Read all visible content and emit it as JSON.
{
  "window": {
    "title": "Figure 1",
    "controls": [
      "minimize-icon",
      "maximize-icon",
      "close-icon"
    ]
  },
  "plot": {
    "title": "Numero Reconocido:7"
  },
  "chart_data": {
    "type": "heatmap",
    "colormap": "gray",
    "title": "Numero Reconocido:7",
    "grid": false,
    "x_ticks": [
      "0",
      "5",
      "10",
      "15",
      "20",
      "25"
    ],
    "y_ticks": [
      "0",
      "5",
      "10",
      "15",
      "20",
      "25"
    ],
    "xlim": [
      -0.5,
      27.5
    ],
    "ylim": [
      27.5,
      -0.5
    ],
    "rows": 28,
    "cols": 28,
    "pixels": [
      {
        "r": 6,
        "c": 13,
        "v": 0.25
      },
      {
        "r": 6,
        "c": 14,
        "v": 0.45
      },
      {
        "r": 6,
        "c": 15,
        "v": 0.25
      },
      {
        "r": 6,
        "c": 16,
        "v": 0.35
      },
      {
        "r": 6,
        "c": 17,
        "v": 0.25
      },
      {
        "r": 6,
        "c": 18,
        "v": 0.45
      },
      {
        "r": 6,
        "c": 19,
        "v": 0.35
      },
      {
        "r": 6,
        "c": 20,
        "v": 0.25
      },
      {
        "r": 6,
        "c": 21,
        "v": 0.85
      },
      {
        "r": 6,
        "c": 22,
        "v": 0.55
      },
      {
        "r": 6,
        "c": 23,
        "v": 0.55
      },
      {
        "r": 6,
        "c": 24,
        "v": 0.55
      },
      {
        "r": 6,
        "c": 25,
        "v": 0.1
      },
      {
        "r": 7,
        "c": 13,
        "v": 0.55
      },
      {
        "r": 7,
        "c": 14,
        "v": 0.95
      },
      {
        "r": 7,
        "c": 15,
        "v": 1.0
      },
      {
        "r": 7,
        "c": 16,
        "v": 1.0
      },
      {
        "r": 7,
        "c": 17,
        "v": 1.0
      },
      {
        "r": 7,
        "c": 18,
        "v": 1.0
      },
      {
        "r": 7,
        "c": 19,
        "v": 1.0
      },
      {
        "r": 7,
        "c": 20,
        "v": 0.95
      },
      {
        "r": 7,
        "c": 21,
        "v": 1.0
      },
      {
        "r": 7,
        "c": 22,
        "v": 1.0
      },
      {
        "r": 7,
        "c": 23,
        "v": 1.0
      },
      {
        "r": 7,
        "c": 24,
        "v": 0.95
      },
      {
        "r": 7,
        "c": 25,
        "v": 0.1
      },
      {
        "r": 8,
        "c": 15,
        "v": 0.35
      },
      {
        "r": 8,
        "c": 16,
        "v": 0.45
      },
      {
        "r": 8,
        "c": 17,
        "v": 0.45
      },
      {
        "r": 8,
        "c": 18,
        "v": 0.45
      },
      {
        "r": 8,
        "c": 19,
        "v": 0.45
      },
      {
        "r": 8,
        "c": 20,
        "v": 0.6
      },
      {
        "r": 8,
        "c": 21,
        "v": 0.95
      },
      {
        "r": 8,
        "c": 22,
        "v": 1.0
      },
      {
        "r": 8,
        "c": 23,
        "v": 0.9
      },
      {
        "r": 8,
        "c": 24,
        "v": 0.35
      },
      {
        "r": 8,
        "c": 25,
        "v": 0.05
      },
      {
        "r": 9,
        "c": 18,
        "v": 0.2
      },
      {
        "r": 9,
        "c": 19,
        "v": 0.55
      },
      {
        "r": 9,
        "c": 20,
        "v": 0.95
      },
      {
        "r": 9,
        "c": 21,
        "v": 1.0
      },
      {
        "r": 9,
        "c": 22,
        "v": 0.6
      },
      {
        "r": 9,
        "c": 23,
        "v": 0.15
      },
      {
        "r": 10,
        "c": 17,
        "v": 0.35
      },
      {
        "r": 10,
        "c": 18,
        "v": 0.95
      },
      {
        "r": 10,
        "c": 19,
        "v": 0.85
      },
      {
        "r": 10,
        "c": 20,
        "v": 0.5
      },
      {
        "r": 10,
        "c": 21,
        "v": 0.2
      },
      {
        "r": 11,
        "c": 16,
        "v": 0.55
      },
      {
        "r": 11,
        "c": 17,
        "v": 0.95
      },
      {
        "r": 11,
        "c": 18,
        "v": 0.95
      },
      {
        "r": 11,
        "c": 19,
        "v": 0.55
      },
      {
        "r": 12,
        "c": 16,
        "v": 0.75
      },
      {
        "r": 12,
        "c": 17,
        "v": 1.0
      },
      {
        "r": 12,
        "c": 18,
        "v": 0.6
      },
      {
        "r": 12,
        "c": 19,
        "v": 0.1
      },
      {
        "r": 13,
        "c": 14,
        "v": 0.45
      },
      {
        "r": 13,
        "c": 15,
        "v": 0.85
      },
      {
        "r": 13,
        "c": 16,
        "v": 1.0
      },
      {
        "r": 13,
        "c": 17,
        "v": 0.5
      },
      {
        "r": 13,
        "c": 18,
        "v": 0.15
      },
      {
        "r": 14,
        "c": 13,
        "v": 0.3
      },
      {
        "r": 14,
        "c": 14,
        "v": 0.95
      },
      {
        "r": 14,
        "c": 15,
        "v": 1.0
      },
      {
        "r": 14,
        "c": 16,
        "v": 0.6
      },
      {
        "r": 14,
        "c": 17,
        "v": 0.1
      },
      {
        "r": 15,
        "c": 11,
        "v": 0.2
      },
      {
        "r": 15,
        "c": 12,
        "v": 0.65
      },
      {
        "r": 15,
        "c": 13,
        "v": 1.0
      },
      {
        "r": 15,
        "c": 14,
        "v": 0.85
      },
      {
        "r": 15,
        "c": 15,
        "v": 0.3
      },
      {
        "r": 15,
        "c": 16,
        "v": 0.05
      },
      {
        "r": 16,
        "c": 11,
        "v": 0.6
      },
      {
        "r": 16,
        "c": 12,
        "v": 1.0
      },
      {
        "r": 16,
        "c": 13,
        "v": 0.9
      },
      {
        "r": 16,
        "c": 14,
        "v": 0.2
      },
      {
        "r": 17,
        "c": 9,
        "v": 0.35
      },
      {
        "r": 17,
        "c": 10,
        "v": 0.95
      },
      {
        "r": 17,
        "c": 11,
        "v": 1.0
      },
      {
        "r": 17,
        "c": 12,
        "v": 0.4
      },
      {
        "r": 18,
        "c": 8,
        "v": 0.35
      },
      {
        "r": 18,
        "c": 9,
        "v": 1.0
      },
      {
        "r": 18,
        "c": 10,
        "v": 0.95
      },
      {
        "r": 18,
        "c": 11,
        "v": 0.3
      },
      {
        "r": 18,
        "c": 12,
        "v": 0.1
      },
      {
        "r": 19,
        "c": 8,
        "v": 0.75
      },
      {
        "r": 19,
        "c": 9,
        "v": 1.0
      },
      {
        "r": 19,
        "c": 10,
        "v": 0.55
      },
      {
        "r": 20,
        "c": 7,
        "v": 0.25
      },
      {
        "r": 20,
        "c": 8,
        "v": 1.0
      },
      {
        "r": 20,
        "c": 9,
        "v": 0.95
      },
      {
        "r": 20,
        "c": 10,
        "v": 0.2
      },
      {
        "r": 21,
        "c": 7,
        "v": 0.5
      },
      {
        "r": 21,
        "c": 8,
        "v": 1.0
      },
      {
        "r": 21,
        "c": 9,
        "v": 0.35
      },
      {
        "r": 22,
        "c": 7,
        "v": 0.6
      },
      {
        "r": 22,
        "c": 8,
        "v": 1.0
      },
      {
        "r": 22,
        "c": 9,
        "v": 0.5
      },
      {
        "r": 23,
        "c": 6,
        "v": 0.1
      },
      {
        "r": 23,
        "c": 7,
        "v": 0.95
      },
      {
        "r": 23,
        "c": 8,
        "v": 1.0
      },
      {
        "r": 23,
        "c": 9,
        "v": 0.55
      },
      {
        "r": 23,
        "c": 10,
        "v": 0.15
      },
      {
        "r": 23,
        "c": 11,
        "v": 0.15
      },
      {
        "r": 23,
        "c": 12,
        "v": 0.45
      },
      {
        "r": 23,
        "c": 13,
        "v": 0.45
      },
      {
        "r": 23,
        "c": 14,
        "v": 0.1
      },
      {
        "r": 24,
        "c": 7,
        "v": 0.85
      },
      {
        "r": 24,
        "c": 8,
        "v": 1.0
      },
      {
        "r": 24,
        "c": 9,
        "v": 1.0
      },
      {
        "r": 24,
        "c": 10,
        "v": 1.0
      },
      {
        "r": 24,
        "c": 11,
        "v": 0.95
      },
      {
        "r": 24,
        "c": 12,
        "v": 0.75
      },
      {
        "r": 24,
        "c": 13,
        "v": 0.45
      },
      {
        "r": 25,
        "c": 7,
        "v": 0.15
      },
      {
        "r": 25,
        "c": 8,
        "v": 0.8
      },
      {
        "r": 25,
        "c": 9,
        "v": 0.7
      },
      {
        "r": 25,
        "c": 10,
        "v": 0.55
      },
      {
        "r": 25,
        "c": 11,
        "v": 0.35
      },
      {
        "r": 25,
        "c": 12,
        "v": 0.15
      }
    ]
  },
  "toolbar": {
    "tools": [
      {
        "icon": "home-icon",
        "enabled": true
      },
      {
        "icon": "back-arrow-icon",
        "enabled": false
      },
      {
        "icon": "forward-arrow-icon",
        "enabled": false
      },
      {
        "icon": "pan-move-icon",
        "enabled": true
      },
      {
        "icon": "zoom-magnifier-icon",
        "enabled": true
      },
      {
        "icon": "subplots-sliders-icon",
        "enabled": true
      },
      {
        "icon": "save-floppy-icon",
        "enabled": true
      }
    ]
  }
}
____
GOAL |
In the records above, find each line that holds the word "Reconocido"; copy all such lines.

EXERCISE RESULT |
    "title": "Numero Reconocido:7"
    "title": "Numero Reconocido:7",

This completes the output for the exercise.